§ Available records
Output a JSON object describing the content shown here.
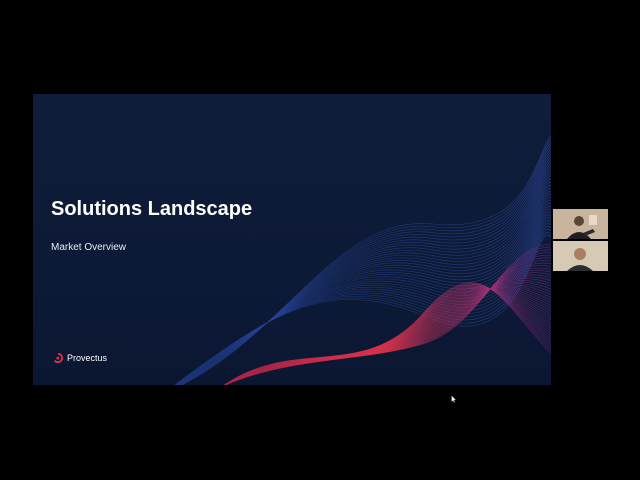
{
  "slide": {
    "title": "Solutions Landscape",
    "subtitle": "Market Overview",
    "brand_name": "Provectus",
    "brand_icon": "provectus-logo-icon",
    "background_color": "#0f1d3a",
    "wave_colors": [
      "#2c4aa8",
      "#e0324a"
    ]
  },
  "participants": [
    {
      "name": "",
      "icon": "participant-video"
    },
    {
      "name": "",
      "icon": "participant-video"
    }
  ],
  "pointer": {
    "icon": "mouse-cursor-icon"
  }
}
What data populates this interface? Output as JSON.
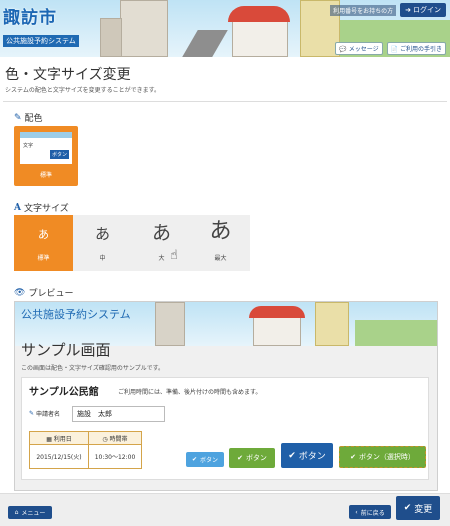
{
  "header": {
    "city": "諏訪市",
    "system": "公共施設予約システム",
    "note": "利用番号をお持ちの方",
    "login": "ログイン",
    "message": "メッセージ",
    "guide": "ご利用の手引き"
  },
  "page": {
    "title": "色・文字サイズ変更",
    "description": "システムの配色と文字サイズを変更することができます。"
  },
  "color_section": {
    "label": "配色",
    "option_label": "標準",
    "thumb_text": "文字",
    "thumb_button": "ボタン"
  },
  "font_section": {
    "label": "文字サイズ",
    "options": [
      {
        "glyph": "あ",
        "label": "標準",
        "selected": true
      },
      {
        "glyph": "あ",
        "label": "中",
        "selected": false
      },
      {
        "glyph": "あ",
        "label": "大",
        "selected": false
      },
      {
        "glyph": "あ",
        "label": "最大",
        "selected": false
      }
    ]
  },
  "preview": {
    "label": "プレビュー",
    "system": "公共施設予約システム",
    "title": "サンプル画面",
    "description": "この画面は配色・文字サイズ確認用のサンプルです。",
    "facility": "サンプル公民館",
    "facility_note": "ご利用時間には、準備、後片付けの時間も含めます。",
    "applicant_label": "申請者名",
    "applicant_value": "施設　太郎",
    "col_date": "利用日",
    "col_time": "時間帯",
    "date": "2015/12/15(火)",
    "time": "10:30～12:00",
    "btn_small": "ボタン",
    "btn_medium": "ボタン",
    "btn_large": "ボタン",
    "btn_selected": "ボタン（選択時）"
  },
  "footer": {
    "menu": "メニュー",
    "back": "前に戻る",
    "change": "変更"
  },
  "colors": {
    "accent": "#f08b24",
    "primary": "#1f4e8c",
    "green": "#6eaa3a"
  }
}
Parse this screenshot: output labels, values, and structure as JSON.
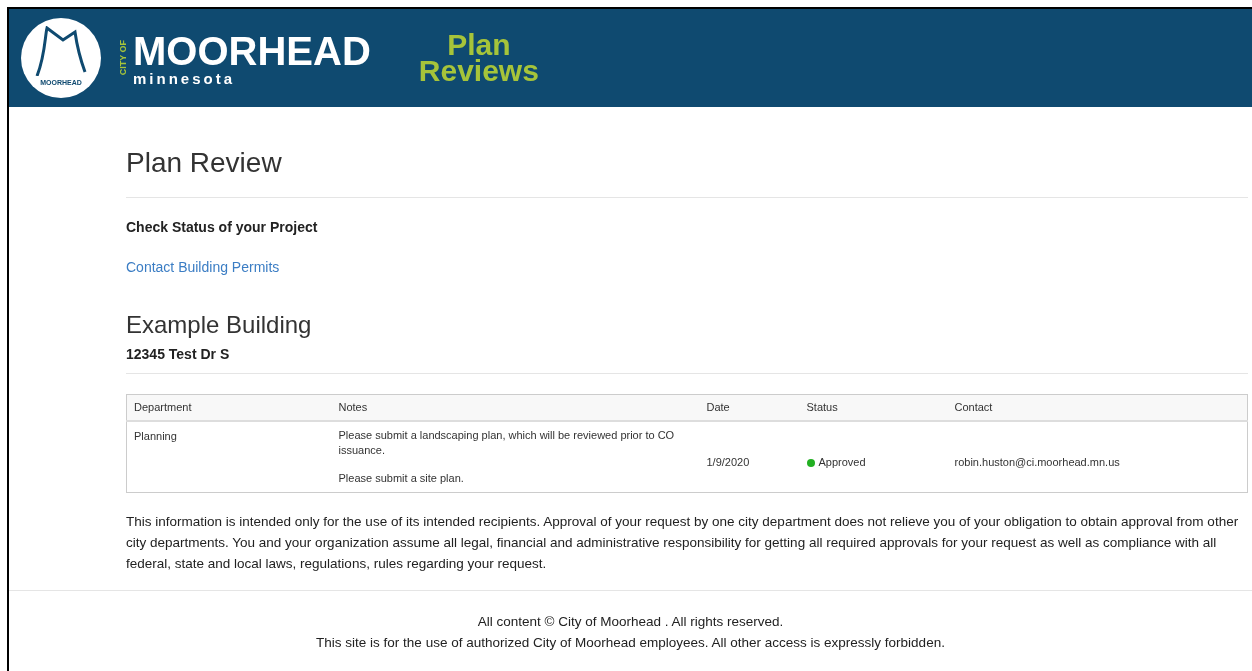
{
  "header": {
    "logo_text": "MOORHEAD",
    "city_of": "CITY OF",
    "city": "MOORHEAD",
    "state": "minnesota",
    "app_title": [
      "Plan",
      "Reviews"
    ]
  },
  "page_title": "Plan Review",
  "subtitle": "Check Status of your Project",
  "contact_link": "Contact Building Permits",
  "project": {
    "name": "Example Building",
    "address": "12345 Test Dr S"
  },
  "table": {
    "columns": [
      "Department",
      "Notes",
      "Date",
      "Status",
      "Contact"
    ],
    "rows": [
      {
        "department": "Planning",
        "notes": [
          "Please submit a landscaping plan, which will be reviewed prior to CO issuance.",
          "Please submit a site plan."
        ],
        "date": "1/9/2020",
        "status": "Approved",
        "color": "#22b022",
        "contact": "robin.huston@ci.moorhead.mn.us"
      }
    ]
  },
  "disclaimer": "This information is intended only for the use of its intended recipients. Approval of your request by one city department does not relieve you of your obligation to obtain approval from other city departments. You and your organization assume all legal, financial and administrative responsibility for getting all required approvals for your request as well as compliance with all federal, state and local laws, regulations, rules regarding your request.",
  "footer": [
    "All content © City of Moorhead . All rights reserved.",
    "This site is for the use of authorized City of Moorhead employees. All other access is expressly forbidden."
  ]
}
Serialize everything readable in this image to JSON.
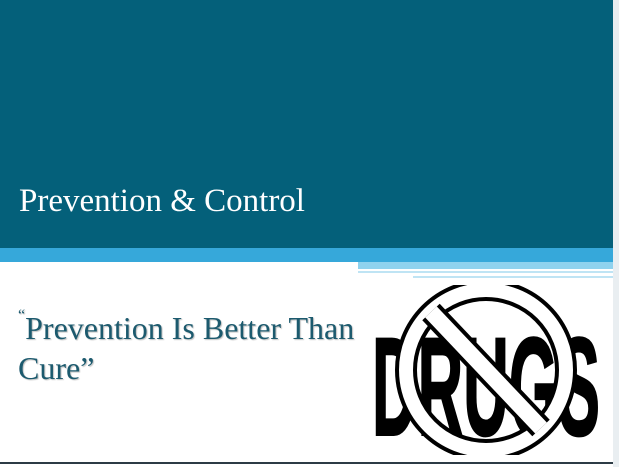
{
  "slide": {
    "title": "Prevention & Control",
    "quote": {
      "open_mark": "“",
      "text": "Prevention Is Better Than Cure",
      "close_mark": "”"
    },
    "logo_word": "DRUGS",
    "logo_icon": "no-drugs-icon"
  },
  "colors": {
    "title_band": "#04607a",
    "accent_stripe": "#36a8da",
    "quote_text": "#1c5a6e"
  }
}
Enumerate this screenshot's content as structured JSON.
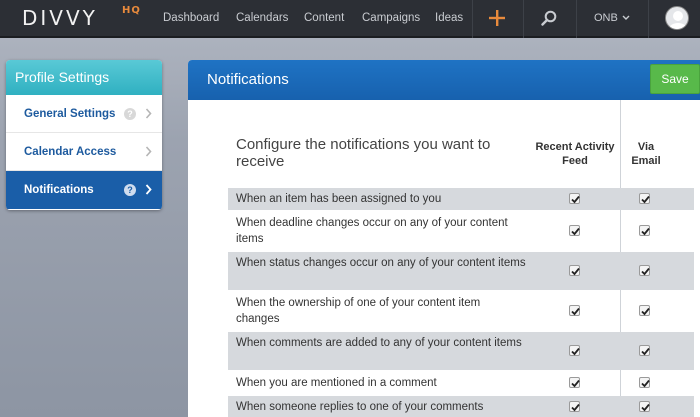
{
  "brand": {
    "logo": "DIVVY",
    "suffix": "HQ"
  },
  "nav": {
    "items": [
      "Dashboard",
      "Calendars",
      "Content",
      "Campaigns",
      "Ideas"
    ],
    "org": "ONB"
  },
  "sidebar": {
    "title": "Profile Settings",
    "items": [
      {
        "label": "General Settings",
        "help": "?"
      },
      {
        "label": "Calendar Access"
      },
      {
        "label": "Notifications",
        "help": "?"
      }
    ]
  },
  "panel": {
    "title": "Notifications",
    "save_label": "Save",
    "heading": "Configure the notifications you want to receive",
    "columns": {
      "feed": "Recent Activity Feed",
      "email": "Via Email"
    },
    "rows": [
      {
        "label": "When an item has been assigned to you",
        "feed": true,
        "email": true
      },
      {
        "label": "When deadline changes occur on any of your content items",
        "feed": true,
        "email": true
      },
      {
        "label": "When status changes occur on any of your content items",
        "feed": true,
        "email": true
      },
      {
        "label": "When the ownership of one of your content item changes",
        "feed": true,
        "email": true
      },
      {
        "label": "When comments are added to any of your content items",
        "feed": true,
        "email": true
      },
      {
        "label": "When you are mentioned in a comment",
        "feed": true,
        "email": true
      },
      {
        "label": "When someone replies to one of your comments",
        "feed": true,
        "email": true
      }
    ]
  },
  "colors": {
    "accent": "#1a5ea8",
    "teal": "#2fb0c1",
    "save": "#58b94a",
    "plus": "#e88a3c"
  },
  "icons": [
    "plus-icon",
    "search-icon",
    "chevron-down-icon",
    "avatar-icon",
    "help-icon",
    "chevron-right-icon",
    "checkbox-checked-icon"
  ]
}
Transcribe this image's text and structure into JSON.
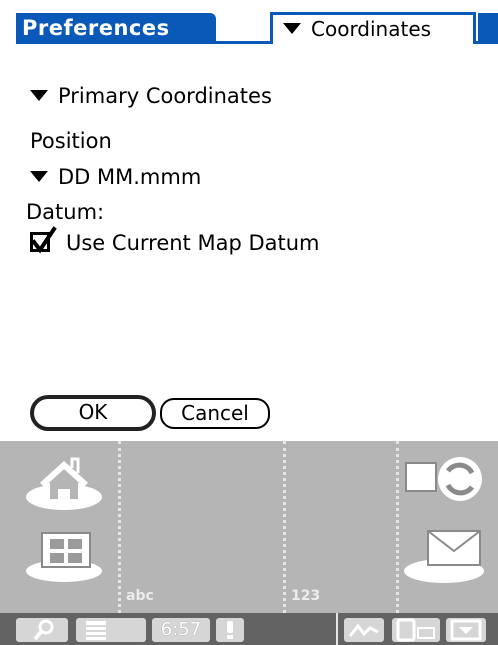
{
  "title_bar": {
    "title": "Preferences",
    "category_dropdown": "Coordinates"
  },
  "form": {
    "primary_dropdown": "Primary Coordinates",
    "position_label": "Position",
    "position_format": "DD MM.mmm",
    "datum_label": "Datum:",
    "use_map_datum": {
      "label": "Use Current Map Datum",
      "checked": true
    }
  },
  "buttons": {
    "ok": "OK",
    "cancel": "Cancel"
  },
  "graffiti": {
    "letters_label": "abc",
    "numbers_label": "123",
    "icons": [
      "home-icon",
      "find-icon",
      "favorites-icon",
      "sync-icon",
      "mail-icon"
    ]
  },
  "status_bar": {
    "time": "6:57",
    "icons": [
      "search-icon",
      "menu-icon",
      "alert-icon",
      "signal-icon",
      "rotate-icon",
      "input-area-icon"
    ]
  },
  "colors": {
    "accent": "#0a58b8",
    "silkscreen": "#b5b5b5",
    "statusbar": "#636363"
  }
}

§ Written task
The records are above. How many lines in them contain the word "changes"? Give the number alone.

§ The completed task
3